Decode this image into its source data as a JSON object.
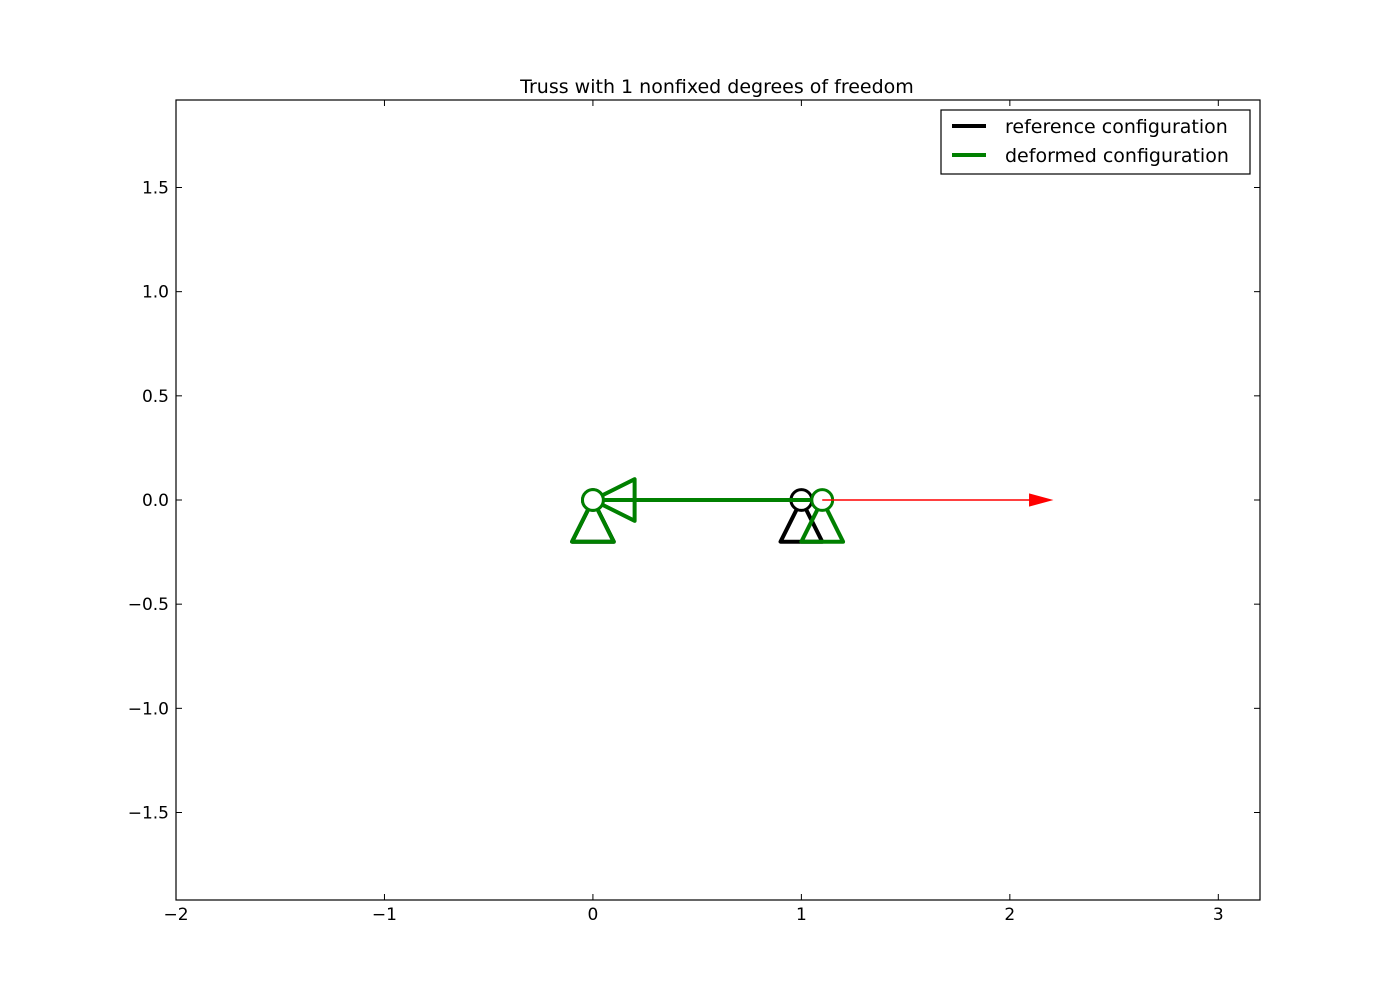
{
  "chart_data": {
    "type": "line",
    "title": "Truss with 1 nonfixed degrees of freedom",
    "xlabel": "",
    "ylabel": "",
    "xlim": [
      -2,
      3.2
    ],
    "ylim": [
      -1.92,
      1.92
    ],
    "x_ticks": [
      -2,
      -1,
      0,
      1,
      2,
      3
    ],
    "x_tick_labels": [
      "−2",
      "−1",
      "0",
      "1",
      "2",
      "3"
    ],
    "y_ticks": [
      1.5,
      1.0,
      0.5,
      0.0,
      -0.5,
      -1.0,
      -1.5
    ],
    "y_tick_labels": [
      "1.5",
      "1.0",
      "0.5",
      "0.0",
      "−0.5",
      "−1.0",
      "−1.5"
    ],
    "grid": false,
    "legend_position": "top-right",
    "series": [
      {
        "name": "reference configuration",
        "color": "#000000",
        "nodes": [
          {
            "x": 0.0,
            "y": 0.0
          },
          {
            "x": 1.0,
            "y": 0.0
          }
        ],
        "supports": [
          {
            "x": 0.0,
            "y": 0.0,
            "type": "pin-triangle"
          },
          {
            "x": 1.0,
            "y": 0.0,
            "type": "pin-triangle"
          }
        ],
        "members": [
          [
            0,
            1
          ]
        ]
      },
      {
        "name": "deformed configuration",
        "color": "#008000",
        "nodes": [
          {
            "x": 0.0,
            "y": 0.0
          },
          {
            "x": 1.1,
            "y": 0.0
          }
        ],
        "supports": [
          {
            "x": 0.0,
            "y": 0.0,
            "type": "pin-triangle"
          },
          {
            "x": 1.1,
            "y": 0.0,
            "type": "pin-triangle"
          },
          {
            "x": 0.0,
            "y": 0.0,
            "type": "roller-triangle-horizontal"
          }
        ],
        "members": [
          [
            0,
            1
          ]
        ]
      }
    ],
    "forces": [
      {
        "x": 1.1,
        "y": 0.0,
        "dx": 1.1,
        "dy": 0.0,
        "color": "#ff0000"
      }
    ]
  }
}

:: Prompt ::
Output an exact copy of the material, with the pictures removed.

:: Response ::
Decode this image into its source data as a JSON object.
{
  "chart_data": {
    "type": "line",
    "title": "Truss with 1 nonfixed degrees of freedom",
    "xlabel": "",
    "ylabel": "",
    "xlim": [
      -2,
      3.2
    ],
    "ylim": [
      -1.92,
      1.92
    ],
    "x_ticks": [
      -2,
      -1,
      0,
      1,
      2,
      3
    ],
    "x_tick_labels": [
      "−2",
      "−1",
      "0",
      "1",
      "2",
      "3"
    ],
    "y_ticks": [
      1.5,
      1.0,
      0.5,
      0.0,
      -0.5,
      -1.0,
      -1.5
    ],
    "y_tick_labels": [
      "1.5",
      "1.0",
      "0.5",
      "0.0",
      "−0.5",
      "−1.0",
      "−1.5"
    ],
    "grid": false,
    "legend_position": "top-right",
    "series": [
      {
        "name": "reference configuration",
        "color": "#000000",
        "nodes": [
          {
            "x": 0.0,
            "y": 0.0
          },
          {
            "x": 1.0,
            "y": 0.0
          }
        ],
        "supports": [
          {
            "x": 0.0,
            "y": 0.0,
            "type": "pin-triangle"
          },
          {
            "x": 1.0,
            "y": 0.0,
            "type": "pin-triangle"
          }
        ],
        "members": [
          [
            0,
            1
          ]
        ]
      },
      {
        "name": "deformed configuration",
        "color": "#008000",
        "nodes": [
          {
            "x": 0.0,
            "y": 0.0
          },
          {
            "x": 1.1,
            "y": 0.0
          }
        ],
        "supports": [
          {
            "x": 0.0,
            "y": 0.0,
            "type": "pin-triangle"
          },
          {
            "x": 1.1,
            "y": 0.0,
            "type": "pin-triangle"
          },
          {
            "x": 0.0,
            "y": 0.0,
            "type": "roller-triangle-horizontal"
          }
        ],
        "members": [
          [
            0,
            1
          ]
        ]
      }
    ],
    "forces": [
      {
        "x": 1.1,
        "y": 0.0,
        "dx": 1.1,
        "dy": 0.0,
        "color": "#ff0000"
      }
    ]
  }
}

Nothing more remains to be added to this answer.